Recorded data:

%%

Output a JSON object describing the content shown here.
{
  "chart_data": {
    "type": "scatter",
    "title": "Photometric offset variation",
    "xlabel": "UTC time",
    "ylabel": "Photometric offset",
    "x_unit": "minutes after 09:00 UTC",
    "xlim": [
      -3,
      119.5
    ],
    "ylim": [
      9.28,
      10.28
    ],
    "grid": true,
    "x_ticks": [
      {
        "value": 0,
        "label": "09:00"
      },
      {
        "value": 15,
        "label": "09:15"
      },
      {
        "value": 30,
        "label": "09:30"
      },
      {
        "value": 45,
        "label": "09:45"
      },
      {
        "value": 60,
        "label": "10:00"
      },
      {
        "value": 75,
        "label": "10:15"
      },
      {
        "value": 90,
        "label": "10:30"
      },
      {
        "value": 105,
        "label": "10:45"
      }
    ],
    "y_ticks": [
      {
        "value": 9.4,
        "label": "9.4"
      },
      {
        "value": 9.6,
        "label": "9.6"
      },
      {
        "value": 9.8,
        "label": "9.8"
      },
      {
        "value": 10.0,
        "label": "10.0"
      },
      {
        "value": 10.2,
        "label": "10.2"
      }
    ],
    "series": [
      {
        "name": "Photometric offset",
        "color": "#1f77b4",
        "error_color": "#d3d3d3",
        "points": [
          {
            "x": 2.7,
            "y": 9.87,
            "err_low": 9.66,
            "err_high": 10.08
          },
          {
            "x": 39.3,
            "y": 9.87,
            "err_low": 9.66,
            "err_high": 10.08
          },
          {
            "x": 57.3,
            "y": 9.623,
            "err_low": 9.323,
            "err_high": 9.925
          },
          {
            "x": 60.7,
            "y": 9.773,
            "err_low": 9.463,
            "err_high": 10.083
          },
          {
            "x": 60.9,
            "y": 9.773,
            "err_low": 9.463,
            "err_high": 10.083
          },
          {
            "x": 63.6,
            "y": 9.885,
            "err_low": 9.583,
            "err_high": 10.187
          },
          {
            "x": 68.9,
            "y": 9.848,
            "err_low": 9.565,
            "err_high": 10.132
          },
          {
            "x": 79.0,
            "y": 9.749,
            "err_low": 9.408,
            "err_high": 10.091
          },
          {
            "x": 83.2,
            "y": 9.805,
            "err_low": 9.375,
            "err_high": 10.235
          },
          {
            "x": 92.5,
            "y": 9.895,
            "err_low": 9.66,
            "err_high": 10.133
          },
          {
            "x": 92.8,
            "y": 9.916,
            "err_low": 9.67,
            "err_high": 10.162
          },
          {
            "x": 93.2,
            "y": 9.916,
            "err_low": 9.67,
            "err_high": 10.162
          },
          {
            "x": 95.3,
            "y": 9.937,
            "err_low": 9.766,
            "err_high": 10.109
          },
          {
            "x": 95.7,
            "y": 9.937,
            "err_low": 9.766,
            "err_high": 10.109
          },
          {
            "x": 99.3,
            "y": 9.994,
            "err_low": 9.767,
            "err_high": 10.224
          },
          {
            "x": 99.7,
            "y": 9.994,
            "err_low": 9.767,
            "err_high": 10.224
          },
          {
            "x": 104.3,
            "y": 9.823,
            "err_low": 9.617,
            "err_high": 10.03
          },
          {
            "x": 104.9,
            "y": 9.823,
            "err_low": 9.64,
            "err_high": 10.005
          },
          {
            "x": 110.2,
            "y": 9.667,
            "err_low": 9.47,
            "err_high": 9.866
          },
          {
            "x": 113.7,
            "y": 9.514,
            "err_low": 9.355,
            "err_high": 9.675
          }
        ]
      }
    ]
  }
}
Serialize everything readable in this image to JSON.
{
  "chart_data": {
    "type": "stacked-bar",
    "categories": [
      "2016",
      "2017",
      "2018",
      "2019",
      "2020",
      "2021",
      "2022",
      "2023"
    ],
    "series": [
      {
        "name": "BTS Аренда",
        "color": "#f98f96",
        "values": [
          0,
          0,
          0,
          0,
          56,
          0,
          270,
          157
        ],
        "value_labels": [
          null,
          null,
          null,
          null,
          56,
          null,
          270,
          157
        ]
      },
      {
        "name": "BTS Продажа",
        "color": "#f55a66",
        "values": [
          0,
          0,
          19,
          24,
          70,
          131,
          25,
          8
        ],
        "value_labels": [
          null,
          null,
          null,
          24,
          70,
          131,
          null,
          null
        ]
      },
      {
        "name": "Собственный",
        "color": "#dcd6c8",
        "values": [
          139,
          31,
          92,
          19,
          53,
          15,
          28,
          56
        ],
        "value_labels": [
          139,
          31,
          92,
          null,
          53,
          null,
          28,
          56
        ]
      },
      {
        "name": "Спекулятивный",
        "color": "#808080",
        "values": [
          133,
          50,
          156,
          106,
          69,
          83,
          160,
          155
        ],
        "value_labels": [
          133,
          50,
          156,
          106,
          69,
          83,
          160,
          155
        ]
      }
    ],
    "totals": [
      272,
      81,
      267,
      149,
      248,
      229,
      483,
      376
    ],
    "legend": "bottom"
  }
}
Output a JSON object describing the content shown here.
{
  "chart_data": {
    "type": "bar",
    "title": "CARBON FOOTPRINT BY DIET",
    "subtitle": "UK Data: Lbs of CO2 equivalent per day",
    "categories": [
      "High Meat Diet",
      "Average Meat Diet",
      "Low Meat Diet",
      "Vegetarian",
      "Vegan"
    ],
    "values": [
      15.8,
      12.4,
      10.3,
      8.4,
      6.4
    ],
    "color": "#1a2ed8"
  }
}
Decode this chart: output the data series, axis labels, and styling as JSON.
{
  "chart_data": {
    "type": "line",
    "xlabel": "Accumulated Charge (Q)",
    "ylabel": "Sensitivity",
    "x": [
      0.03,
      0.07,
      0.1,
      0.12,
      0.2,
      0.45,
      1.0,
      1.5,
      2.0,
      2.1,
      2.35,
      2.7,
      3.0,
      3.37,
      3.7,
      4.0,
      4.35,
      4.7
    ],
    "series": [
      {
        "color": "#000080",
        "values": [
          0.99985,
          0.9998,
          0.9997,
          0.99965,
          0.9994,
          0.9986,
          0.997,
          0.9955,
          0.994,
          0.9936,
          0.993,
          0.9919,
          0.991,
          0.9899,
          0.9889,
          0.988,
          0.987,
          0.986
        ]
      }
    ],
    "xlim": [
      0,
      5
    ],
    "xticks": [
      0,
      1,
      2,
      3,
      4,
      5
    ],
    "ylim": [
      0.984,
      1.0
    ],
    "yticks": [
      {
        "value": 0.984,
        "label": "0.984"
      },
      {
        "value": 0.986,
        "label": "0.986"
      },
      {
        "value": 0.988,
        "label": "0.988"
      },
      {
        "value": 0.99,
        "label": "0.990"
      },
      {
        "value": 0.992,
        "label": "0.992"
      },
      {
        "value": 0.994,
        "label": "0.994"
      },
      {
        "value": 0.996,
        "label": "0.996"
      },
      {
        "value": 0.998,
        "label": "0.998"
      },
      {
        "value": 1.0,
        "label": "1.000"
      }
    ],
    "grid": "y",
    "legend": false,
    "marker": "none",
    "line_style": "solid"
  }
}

%%

* TASK REQUIREMENTS: Write out the listing once more, matching it exactly.

* CORRECT RESULT:
Output a JSON object describing the content shown here.
{
  "chart_data": {
    "type": "scatter",
    "title": "Photometric offset variation",
    "xlabel": "UTC time",
    "ylabel": "Photometric offset",
    "x_unit": "minutes after 09:00 UTC",
    "xlim": [
      -3,
      119.5
    ],
    "ylim": [
      9.28,
      10.28
    ],
    "grid": true,
    "x_ticks": [
      {
        "value": 0,
        "label": "09:00"
      },
      {
        "value": 15,
        "label": "09:15"
      },
      {
        "value": 30,
        "label": "09:30"
      },
      {
        "value": 45,
        "label": "09:45"
      },
      {
        "value": 60,
        "label": "10:00"
      },
      {
        "value": 75,
        "label": "10:15"
      },
      {
        "value": 90,
        "label": "10:30"
      },
      {
        "value": 105,
        "label": "10:45"
      }
    ],
    "y_ticks": [
      {
        "value": 9.4,
        "label": "9.4"
      },
      {
        "value": 9.6,
        "label": "9.6"
      },
      {
        "value": 9.8,
        "label": "9.8"
      },
      {
        "value": 10.0,
        "label": "10.0"
      },
      {
        "value": 10.2,
        "label": "10.2"
      }
    ],
    "series": [
      {
        "name": "Photometric offset",
        "color": "#1f77b4",
        "error_color": "#d3d3d3",
        "points": [
          {
            "x": 2.7,
            "y": 9.87,
            "err_low": 9.66,
            "err_high": 10.08
          },
          {
            "x": 39.3,
            "y": 9.87,
            "err_low": 9.66,
            "err_high": 10.08
          },
          {
            "x": 57.3,
            "y": 9.623,
            "err_low": 9.323,
            "err_high": 9.925
          },
          {
            "x": 60.7,
            "y": 9.773,
            "err_low": 9.463,
            "err_high": 10.083
          },
          {
            "x": 60.9,
            "y": 9.773,
            "err_low": 9.463,
            "err_high": 10.083
          },
          {
            "x": 63.6,
            "y": 9.885,
            "err_low": 9.583,
            "err_high": 10.187
          },
          {
            "x": 68.9,
            "y": 9.848,
            "err_low": 9.565,
            "err_high": 10.132
          },
          {
            "x": 79.0,
            "y": 9.749,
            "err_low": 9.408,
            "err_high": 10.091
          },
          {
            "x": 83.2,
            "y": 9.805,
            "err_low": 9.375,
            "err_high": 10.235
          },
          {
            "x": 92.5,
            "y": 9.895,
            "err_low": 9.66,
            "err_high": 10.133
          },
          {
            "x": 92.8,
            "y": 9.916,
            "err_low": 9.67,
            "err_high": 10.162
          },
          {
            "x": 93.2,
            "y": 9.916,
            "err_low": 9.67,
            "err_high": 10.162
          },
          {
            "x": 95.3,
            "y": 9.937,
            "err_low": 9.766,
            "err_high": 10.109
          },
          {
            "x": 95.7,
            "y": 9.937,
            "err_low": 9.766,
            "err_high": 10.109
          },
          {
            "x": 99.3,
            "y": 9.994,
            "err_low": 9.767,
            "err_high": 10.224
          },
          {
            "x": 99.7,
            "y": 9.994,
            "err_low": 9.767,
            "err_high": 10.224
          },
          {
            "x": 104.3,
            "y": 9.823,
            "err_low": 9.617,
            "err_high": 10.03
          },
          {
            "x": 104.9,
            "y": 9.823,
            "err_low": 9.64,
            "err_high": 10.005
          },
          {
            "x": 110.2,
            "y": 9.667,
            "err_low": 9.47,
            "err_high": 9.866
          },
          {
            "x": 113.7,
            "y": 9.514,
            "err_low": 9.355,
            "err_high": 9.675
          }
        ]
      }
    ]
  }
}
Serialize everything readable in this image to JSON.
{
  "chart_data": {
    "type": "stacked-bar",
    "categories": [
      "2016",
      "2017",
      "2018",
      "2019",
      "2020",
      "2021",
      "2022",
      "2023"
    ],
    "series": [
      {
        "name": "BTS Аренда",
        "color": "#f98f96",
        "values": [
          0,
          0,
          0,
          0,
          56,
          0,
          270,
          157
        ],
        "value_labels": [
          null,
          null,
          null,
          null,
          56,
          null,
          270,
          157
        ]
      },
      {
        "name": "BTS Продажа",
        "color": "#f55a66",
        "values": [
          0,
          0,
          19,
          24,
          70,
          131,
          25,
          8
        ],
        "value_labels": [
          null,
          null,
          null,
          24,
          70,
          131,
          null,
          null
        ]
      },
      {
        "name": "Собственный",
        "color": "#dcd6c8",
        "values": [
          139,
          31,
          92,
          19,
          53,
          15,
          28,
          56
        ],
        "value_labels": [
          139,
          31,
          92,
          null,
          53,
          null,
          28,
          56
        ]
      },
      {
        "name": "Спекулятивный",
        "color": "#808080",
        "values": [
          133,
          50,
          156,
          106,
          69,
          83,
          160,
          155
        ],
        "value_labels": [
          133,
          50,
          156,
          106,
          69,
          83,
          160,
          155
        ]
      }
    ],
    "totals": [
      272,
      81,
      267,
      149,
      248,
      229,
      483,
      376
    ],
    "legend": "bottom"
  }
}
Output a JSON object describing the content shown here.
{
  "chart_data": {
    "type": "bar",
    "title": "CARBON FOOTPRINT BY DIET",
    "subtitle": "UK Data: Lbs of CO2 equivalent per day",
    "categories": [
      "High Meat Diet",
      "Average Meat Diet",
      "Low Meat Diet",
      "Vegetarian",
      "Vegan"
    ],
    "values": [
      15.8,
      12.4,
      10.3,
      8.4,
      6.4
    ],
    "color": "#1a2ed8"
  }
}
Decode this chart: output the data series, axis labels, and styling as JSON.
{
  "chart_data": {
    "type": "line",
    "xlabel": "Accumulated Charge (Q)",
    "ylabel": "Sensitivity",
    "x": [
      0.03,
      0.07,
      0.1,
      0.12,
      0.2,
      0.45,
      1.0,
      1.5,
      2.0,
      2.1,
      2.35,
      2.7,
      3.0,
      3.37,
      3.7,
      4.0,
      4.35,
      4.7
    ],
    "series": [
      {
        "color": "#000080",
        "values": [
          0.99985,
          0.9998,
          0.9997,
          0.99965,
          0.9994,
          0.9986,
          0.997,
          0.9955,
          0.994,
          0.9936,
          0.993,
          0.9919,
          0.991,
          0.9899,
          0.9889,
          0.988,
          0.987,
          0.986
        ]
      }
    ],
    "xlim": [
      0,
      5
    ],
    "xticks": [
      0,
      1,
      2,
      3,
      4,
      5
    ],
    "ylim": [
      0.984,
      1.0
    ],
    "yticks": [
      {
        "value": 0.984,
        "label": "0.984"
      },
      {
        "value": 0.986,
        "label": "0.986"
      },
      {
        "value": 0.988,
        "label": "0.988"
      },
      {
        "value": 0.99,
        "label": "0.990"
      },
      {
        "value": 0.992,
        "label": "0.992"
      },
      {
        "value": 0.994,
        "label": "0.994"
      },
      {
        "value": 0.996,
        "label": "0.996"
      },
      {
        "value": 0.998,
        "label": "0.998"
      },
      {
        "value": 1.0,
        "label": "1.000"
      }
    ],
    "grid": "y",
    "legend": false,
    "marker": "none",
    "line_style": "solid"
  }
}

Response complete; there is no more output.